**Quoted passage:**
---------------

Close to Dugort, at the base of Slievemore, lies the Deserted Village, comprising between 80 and 100 ruined, unmortared stone houses of a single room each. Archaeological evidence suggests the settlement was established no earlier than around 1750, and it stretched for approximately 1.5 kilometres along the mountainside in three sections, known as Tuar, Tuar Riabhach and Faiche; it contained 137 houses as recorded by the Ordnance Survey in 1838, of which around 74 survive. Excavation has shown considerable variation in living standards between households, and finds of imported English and Scottish tableware indicate that residents purchased fashionable goods despite difficult economic conditions. The village operated under the "rundale" system, whereby land rented from a landlord was farmed in scattered strips by individual families and shared for grazing, with crops such as potatoes grown in "lazy beds". Livestock were managed through "booleying," or seasonal transhumance, with associated seasonal settlements identified at Annagh, Dirk, Keem Bay and Bunnowna.

The village was abandoned during the 1850s, a process accelerated but not caused solely by the Great Famine; contemporary mission records describe successive poor harvests, declining soil fertility and rising rents through the mid-19th century. Most families relocated to the nearby coastal village of Dooagh, where grants for fishing boats allowed them to take up fishing in place of farming, while others emigrated. Descendants of the households of the Deserted Village continued to use it as a seasonal "booley village" until the 1940s, making Achill the last known place in Ireland or Britain where this practice survived. A similar deserted settlement at Ailt, Kildownet, was abandoned in 1855 when tenants were evicted by the local landlord to make way for cattle grazing; those affected were forced to rent holdings in Currane, Dooega and Slievemore, or to emigrate to America.

---------------

**Assignment 1:** Decide whether each statement below agrees with the passage on the Deserted Village, answering yes or no and quoting the words that settle it: (a) The Ordnance Survey recorded 137 houses in the village in 1838. (b) The Great Famine alone caused the village to be abandoned. (c) The settlement at Ailt was abandoned after tenants were evicted to make way for cattle grazing.
**Assignment 2:** Using the passage on the Deserted Village, explain how the families who moved to Dooagh were able to switch from farming to fishing.
**Assignment 3:**
Answer these questions from the passage on the Deserted Village:
(a) What were the three sections of the village called?
(b) Until when did descendants of the village's households keep using it as a seasonal "booley village"?
(c) Where were the tenants evicted from Ailt forced to rent holdings?

**Stored data:**
---------------

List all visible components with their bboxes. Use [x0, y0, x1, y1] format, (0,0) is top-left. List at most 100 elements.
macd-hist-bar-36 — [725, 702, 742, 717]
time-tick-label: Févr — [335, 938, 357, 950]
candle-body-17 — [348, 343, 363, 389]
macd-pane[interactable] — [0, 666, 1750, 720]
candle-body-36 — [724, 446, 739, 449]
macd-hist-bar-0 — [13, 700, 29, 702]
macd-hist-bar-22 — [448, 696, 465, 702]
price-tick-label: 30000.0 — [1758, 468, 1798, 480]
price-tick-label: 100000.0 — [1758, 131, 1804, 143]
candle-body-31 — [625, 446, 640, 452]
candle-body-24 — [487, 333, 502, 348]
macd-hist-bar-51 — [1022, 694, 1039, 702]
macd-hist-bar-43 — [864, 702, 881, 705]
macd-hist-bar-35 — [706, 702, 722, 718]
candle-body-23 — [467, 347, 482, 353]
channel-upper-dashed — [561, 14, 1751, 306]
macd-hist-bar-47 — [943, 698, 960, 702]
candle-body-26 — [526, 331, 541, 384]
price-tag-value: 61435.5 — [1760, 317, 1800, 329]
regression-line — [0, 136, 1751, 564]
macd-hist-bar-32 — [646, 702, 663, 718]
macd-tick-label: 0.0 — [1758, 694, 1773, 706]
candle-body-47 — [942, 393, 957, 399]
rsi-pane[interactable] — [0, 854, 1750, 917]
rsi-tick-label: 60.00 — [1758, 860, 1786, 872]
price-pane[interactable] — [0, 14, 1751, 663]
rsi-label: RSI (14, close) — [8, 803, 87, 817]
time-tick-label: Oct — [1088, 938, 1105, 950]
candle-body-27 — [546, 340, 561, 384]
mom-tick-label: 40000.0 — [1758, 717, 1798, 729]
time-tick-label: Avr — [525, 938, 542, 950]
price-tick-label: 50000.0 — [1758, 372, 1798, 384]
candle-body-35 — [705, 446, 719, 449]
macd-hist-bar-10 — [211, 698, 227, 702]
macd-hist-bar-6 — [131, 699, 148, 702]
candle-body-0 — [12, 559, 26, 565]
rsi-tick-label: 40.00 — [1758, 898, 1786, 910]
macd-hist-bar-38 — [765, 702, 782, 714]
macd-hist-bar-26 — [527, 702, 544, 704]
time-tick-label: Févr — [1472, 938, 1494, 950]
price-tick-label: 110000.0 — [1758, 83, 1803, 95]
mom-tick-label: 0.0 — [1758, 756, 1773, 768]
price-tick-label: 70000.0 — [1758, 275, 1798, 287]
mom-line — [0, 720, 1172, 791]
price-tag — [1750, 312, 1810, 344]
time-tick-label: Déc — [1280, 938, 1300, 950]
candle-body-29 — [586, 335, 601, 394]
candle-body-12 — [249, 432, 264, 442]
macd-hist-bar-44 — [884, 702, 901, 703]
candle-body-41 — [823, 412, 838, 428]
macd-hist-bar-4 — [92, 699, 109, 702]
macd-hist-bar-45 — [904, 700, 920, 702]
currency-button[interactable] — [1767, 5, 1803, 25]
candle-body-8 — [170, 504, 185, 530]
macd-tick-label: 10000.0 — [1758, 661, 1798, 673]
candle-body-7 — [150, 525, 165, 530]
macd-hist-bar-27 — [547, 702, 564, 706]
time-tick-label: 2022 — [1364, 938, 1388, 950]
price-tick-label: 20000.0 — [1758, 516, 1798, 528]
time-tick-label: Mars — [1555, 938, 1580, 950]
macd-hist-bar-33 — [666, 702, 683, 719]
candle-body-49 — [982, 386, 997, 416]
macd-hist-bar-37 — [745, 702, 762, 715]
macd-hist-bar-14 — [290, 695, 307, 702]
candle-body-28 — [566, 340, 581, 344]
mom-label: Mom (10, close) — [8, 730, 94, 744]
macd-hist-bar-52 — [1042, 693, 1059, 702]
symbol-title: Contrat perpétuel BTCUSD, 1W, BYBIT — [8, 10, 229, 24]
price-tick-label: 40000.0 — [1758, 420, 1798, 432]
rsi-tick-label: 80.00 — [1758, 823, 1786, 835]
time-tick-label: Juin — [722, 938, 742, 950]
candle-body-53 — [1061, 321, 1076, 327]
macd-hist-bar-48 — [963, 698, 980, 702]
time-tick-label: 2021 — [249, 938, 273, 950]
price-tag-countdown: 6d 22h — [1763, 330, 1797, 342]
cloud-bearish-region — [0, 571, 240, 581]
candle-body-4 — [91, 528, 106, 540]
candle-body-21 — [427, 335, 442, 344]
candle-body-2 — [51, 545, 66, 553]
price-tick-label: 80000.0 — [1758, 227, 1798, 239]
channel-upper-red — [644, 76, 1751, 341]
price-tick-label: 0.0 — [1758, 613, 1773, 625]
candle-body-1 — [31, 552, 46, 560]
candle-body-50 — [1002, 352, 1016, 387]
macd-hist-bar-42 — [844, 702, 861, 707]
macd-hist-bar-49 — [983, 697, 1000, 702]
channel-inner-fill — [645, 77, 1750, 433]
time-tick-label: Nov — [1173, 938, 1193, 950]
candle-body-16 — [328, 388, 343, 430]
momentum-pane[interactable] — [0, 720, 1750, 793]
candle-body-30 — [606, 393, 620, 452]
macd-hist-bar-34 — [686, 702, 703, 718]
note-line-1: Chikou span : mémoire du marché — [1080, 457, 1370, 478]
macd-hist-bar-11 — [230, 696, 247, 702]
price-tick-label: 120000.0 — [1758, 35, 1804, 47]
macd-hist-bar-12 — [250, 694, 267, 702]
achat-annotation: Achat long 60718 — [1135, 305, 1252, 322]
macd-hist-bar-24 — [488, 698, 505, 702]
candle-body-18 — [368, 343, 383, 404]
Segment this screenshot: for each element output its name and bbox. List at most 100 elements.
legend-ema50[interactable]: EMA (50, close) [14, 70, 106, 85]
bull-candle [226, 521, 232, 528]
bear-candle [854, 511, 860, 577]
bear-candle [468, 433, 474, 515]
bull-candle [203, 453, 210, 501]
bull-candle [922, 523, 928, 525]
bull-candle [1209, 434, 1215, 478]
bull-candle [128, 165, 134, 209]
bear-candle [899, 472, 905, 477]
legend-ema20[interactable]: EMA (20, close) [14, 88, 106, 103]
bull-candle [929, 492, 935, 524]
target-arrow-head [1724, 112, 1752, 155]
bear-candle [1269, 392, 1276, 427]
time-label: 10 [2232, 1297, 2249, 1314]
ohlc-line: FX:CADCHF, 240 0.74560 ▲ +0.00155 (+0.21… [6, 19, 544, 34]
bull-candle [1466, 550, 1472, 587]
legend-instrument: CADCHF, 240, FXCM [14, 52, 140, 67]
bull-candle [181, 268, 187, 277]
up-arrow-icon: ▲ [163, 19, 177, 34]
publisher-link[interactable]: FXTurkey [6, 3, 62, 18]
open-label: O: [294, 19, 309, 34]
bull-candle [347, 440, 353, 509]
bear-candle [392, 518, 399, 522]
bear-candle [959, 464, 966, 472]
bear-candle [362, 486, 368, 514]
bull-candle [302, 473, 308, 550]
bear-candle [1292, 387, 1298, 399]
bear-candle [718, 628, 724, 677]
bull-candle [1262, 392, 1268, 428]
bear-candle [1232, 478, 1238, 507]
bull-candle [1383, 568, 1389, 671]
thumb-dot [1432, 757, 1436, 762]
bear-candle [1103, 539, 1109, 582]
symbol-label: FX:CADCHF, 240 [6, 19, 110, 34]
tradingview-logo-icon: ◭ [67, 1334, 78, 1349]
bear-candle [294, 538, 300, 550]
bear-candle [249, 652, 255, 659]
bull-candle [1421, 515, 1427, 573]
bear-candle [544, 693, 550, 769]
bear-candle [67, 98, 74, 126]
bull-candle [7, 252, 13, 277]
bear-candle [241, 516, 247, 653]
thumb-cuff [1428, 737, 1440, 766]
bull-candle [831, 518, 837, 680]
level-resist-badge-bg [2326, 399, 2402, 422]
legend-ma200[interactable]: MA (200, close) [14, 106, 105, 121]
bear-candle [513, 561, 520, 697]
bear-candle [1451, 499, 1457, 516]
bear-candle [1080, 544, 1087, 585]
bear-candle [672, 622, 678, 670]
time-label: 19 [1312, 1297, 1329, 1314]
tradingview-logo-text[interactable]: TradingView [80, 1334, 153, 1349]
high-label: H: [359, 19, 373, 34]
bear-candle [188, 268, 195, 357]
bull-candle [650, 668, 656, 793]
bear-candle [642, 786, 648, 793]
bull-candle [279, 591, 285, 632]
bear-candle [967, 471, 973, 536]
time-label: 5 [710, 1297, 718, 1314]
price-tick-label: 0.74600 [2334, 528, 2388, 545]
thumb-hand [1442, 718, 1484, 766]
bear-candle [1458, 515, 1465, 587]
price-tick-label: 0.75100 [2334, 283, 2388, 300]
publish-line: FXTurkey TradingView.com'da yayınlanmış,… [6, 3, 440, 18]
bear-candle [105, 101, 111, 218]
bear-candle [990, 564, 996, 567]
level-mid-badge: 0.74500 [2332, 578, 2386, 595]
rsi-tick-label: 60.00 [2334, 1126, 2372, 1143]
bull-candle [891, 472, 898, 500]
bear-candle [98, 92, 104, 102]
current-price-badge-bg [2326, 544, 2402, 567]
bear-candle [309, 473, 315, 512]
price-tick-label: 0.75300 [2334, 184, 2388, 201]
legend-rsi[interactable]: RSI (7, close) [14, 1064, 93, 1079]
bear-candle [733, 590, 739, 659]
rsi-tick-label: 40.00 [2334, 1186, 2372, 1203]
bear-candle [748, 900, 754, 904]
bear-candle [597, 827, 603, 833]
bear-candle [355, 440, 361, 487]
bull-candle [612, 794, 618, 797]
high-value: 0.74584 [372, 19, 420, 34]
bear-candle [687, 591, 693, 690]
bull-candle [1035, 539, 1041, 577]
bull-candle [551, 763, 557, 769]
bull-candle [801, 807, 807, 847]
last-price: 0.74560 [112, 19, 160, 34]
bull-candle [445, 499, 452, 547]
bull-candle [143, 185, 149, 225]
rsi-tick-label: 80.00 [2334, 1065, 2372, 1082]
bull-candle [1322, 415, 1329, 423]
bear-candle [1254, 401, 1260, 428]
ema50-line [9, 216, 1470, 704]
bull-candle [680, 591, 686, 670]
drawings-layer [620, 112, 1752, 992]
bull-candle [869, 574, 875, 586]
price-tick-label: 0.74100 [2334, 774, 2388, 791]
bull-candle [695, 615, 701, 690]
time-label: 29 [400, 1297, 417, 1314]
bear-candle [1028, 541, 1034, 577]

---------------

**Written solution 1:**
(a) Yes: "it contained 137 houses as recorded by the Ordnance Survey in 1838"
(b) No: "a process accelerated but not caused solely by the Great Famine"
(c) Yes: "abandoned in 1855 when tenants were evicted by the local landlord to make way for cattle grazing"

**Written solution 2:** Grants for fishing boats in Dooagh allowed the relocated families to take up fishing in place of farming.

**Written solution 3:**
(a) Tuar, Tuar Riabhach and Faiche.
(b) Until the 1940s.
(c) In Currane, Dooega and Slievemore.